● Exercise instructions: Transcribe all the entries word for word, skipping the pictures.

● Material provided:
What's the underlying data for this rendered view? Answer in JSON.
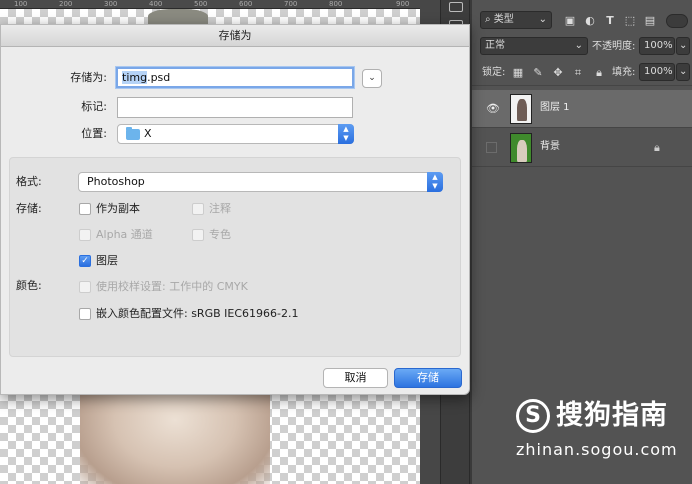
{
  "ruler": {
    "ticks": [
      "100",
      "200",
      "300",
      "400",
      "500",
      "600",
      "700",
      "800",
      "900"
    ]
  },
  "layers_panel": {
    "filter_kind": "类型",
    "blend_mode": "正常",
    "opacity_label": "不透明度:",
    "opacity_value": "100%",
    "lock_label": "锁定:",
    "fill_label": "填充:",
    "fill_value": "100%",
    "layers": [
      {
        "name": "图层 1",
        "visible": true,
        "selected": true,
        "locked": false
      },
      {
        "name": "背景",
        "visible": false,
        "selected": false,
        "locked": true
      }
    ]
  },
  "dialog": {
    "title": "存储为",
    "save_as_label": "存储为:",
    "filename_selected": "timg",
    "filename_rest": ".psd",
    "tags_label": "标记:",
    "tags_value": "",
    "location_label": "位置:",
    "location_value": "X",
    "format_label": "格式:",
    "format_value": "Photoshop",
    "save_options_label": "存储:",
    "options": {
      "as_copy": {
        "label": "作为副本",
        "checked": false,
        "enabled": true
      },
      "notes": {
        "label": "注释",
        "checked": false,
        "enabled": false
      },
      "alpha": {
        "label": "Alpha 通道",
        "checked": false,
        "enabled": false
      },
      "spot": {
        "label": "专色",
        "checked": false,
        "enabled": false
      },
      "layers": {
        "label": "图层",
        "checked": true,
        "enabled": true
      }
    },
    "color_label": "颜色:",
    "color_options": {
      "proof": {
        "label": "使用校样设置: 工作中的 CMYK",
        "checked": false,
        "enabled": false
      },
      "embed_profile": {
        "label": "嵌入颜色配置文件: sRGB IEC61966-2.1",
        "checked": false,
        "enabled": true
      }
    },
    "cancel_label": "取消",
    "save_label": "存储"
  },
  "watermark": {
    "logo_letter": "S",
    "title": "搜狗指南",
    "url": "zhinan.sogou.com"
  },
  "colors": {
    "accent": "#2d73e0",
    "panel_bg": "#535353",
    "dialog_bg": "#ececec"
  }
}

● Answer to this exercise:
What's the underlying data for this rendered view? Answer in JSON.
{
  "ruler": {
    "ticks": [
      "100",
      "200",
      "300",
      "400",
      "500",
      "600",
      "700",
      "800",
      "900"
    ]
  },
  "layers_panel": {
    "filter_kind": "类型",
    "blend_mode": "正常",
    "opacity_label": "不透明度:",
    "opacity_value": "100%",
    "lock_label": "锁定:",
    "fill_label": "填充:",
    "fill_value": "100%",
    "layers": [
      {
        "name": "图层 1",
        "visible": true,
        "selected": true,
        "locked": false
      },
      {
        "name": "背景",
        "visible": false,
        "selected": false,
        "locked": true
      }
    ]
  },
  "dialog": {
    "title": "存储为",
    "save_as_label": "存储为:",
    "filename_selected": "timg",
    "filename_rest": ".psd",
    "tags_label": "标记:",
    "tags_value": "",
    "location_label": "位置:",
    "location_value": "X",
    "format_label": "格式:",
    "format_value": "Photoshop",
    "save_options_label": "存储:",
    "options": {
      "as_copy": {
        "label": "作为副本",
        "checked": false,
        "enabled": true
      },
      "notes": {
        "label": "注释",
        "checked": false,
        "enabled": false
      },
      "alpha": {
        "label": "Alpha 通道",
        "checked": false,
        "enabled": false
      },
      "spot": {
        "label": "专色",
        "checked": false,
        "enabled": false
      },
      "layers": {
        "label": "图层",
        "checked": true,
        "enabled": true
      }
    },
    "color_label": "颜色:",
    "color_options": {
      "proof": {
        "label": "使用校样设置: 工作中的 CMYK",
        "checked": false,
        "enabled": false
      },
      "embed_profile": {
        "label": "嵌入颜色配置文件: sRGB IEC61966-2.1",
        "checked": false,
        "enabled": true
      }
    },
    "cancel_label": "取消",
    "save_label": "存储"
  },
  "watermark": {
    "logo_letter": "S",
    "title": "搜狗指南",
    "url": "zhinan.sogou.com"
  },
  "colors": {
    "accent": "#2d73e0",
    "panel_bg": "#535353",
    "dialog_bg": "#ececec"
  }
}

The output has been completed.